**Requirements**
Show each line that has the string "JSON" in it.

**Supplied records**
◇ ◇ ◇

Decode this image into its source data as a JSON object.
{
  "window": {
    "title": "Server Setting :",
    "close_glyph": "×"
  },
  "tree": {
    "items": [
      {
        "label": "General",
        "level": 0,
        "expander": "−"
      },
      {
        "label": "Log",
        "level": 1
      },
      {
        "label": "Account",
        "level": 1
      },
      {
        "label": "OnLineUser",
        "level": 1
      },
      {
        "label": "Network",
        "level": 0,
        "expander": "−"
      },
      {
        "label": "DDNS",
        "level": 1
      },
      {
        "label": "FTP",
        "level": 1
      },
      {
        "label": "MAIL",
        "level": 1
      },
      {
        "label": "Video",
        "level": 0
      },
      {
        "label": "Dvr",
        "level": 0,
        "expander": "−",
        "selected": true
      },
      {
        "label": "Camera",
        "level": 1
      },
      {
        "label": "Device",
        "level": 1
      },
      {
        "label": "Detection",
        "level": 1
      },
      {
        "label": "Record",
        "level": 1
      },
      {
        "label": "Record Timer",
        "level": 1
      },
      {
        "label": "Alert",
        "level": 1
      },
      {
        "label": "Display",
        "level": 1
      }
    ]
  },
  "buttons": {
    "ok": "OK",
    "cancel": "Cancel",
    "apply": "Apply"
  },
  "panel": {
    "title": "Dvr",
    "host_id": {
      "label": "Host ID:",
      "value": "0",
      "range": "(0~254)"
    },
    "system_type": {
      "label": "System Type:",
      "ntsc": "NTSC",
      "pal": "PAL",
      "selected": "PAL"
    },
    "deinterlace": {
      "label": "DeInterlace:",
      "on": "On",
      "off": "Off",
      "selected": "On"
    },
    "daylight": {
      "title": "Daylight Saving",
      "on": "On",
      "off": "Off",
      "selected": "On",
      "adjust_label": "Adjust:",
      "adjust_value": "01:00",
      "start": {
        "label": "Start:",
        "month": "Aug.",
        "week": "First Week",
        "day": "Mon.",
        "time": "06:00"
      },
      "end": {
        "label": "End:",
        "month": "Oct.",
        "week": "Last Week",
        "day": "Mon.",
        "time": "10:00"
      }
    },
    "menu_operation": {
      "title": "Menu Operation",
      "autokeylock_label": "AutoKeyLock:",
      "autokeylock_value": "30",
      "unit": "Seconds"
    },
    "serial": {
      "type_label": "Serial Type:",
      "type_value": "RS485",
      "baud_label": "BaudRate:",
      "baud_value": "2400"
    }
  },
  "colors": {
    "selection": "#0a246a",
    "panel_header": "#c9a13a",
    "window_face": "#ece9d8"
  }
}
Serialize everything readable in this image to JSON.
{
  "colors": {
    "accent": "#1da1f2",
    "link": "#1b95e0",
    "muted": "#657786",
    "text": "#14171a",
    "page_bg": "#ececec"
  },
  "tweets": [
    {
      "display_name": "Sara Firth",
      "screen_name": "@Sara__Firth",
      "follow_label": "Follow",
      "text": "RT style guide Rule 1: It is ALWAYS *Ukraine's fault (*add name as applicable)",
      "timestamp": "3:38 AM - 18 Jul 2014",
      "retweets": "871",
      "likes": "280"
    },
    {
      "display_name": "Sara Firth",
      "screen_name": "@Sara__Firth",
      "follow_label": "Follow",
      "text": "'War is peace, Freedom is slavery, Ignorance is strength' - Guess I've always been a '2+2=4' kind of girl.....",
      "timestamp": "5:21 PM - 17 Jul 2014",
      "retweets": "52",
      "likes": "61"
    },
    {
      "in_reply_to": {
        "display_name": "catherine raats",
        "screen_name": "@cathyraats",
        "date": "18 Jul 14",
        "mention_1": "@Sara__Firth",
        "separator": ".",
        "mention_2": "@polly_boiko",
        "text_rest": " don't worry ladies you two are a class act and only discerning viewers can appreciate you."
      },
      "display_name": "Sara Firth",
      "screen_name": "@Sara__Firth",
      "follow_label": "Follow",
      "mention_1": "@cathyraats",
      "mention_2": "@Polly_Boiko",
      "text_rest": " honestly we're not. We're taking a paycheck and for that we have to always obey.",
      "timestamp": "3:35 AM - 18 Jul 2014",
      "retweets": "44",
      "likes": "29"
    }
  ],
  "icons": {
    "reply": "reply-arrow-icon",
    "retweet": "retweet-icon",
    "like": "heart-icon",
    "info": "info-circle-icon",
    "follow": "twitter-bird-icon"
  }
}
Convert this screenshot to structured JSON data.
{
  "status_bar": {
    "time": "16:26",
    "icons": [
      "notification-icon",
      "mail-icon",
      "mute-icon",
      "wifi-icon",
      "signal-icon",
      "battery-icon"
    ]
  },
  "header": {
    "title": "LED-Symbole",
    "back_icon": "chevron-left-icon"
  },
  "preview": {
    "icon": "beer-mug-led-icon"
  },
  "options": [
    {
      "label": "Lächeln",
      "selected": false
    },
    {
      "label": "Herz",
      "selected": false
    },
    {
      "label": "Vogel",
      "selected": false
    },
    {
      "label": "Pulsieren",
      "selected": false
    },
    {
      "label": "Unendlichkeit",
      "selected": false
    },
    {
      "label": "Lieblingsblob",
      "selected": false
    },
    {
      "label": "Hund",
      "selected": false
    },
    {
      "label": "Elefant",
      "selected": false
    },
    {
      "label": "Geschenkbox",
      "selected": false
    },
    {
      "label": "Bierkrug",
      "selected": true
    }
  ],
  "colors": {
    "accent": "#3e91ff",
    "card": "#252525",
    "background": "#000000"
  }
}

◇ ◇ ◇

**Reply**
Decode this image into its source data as a JSON object.
Serialize everything readable in this image to JSON.
Convert this screenshot to structured JSON data.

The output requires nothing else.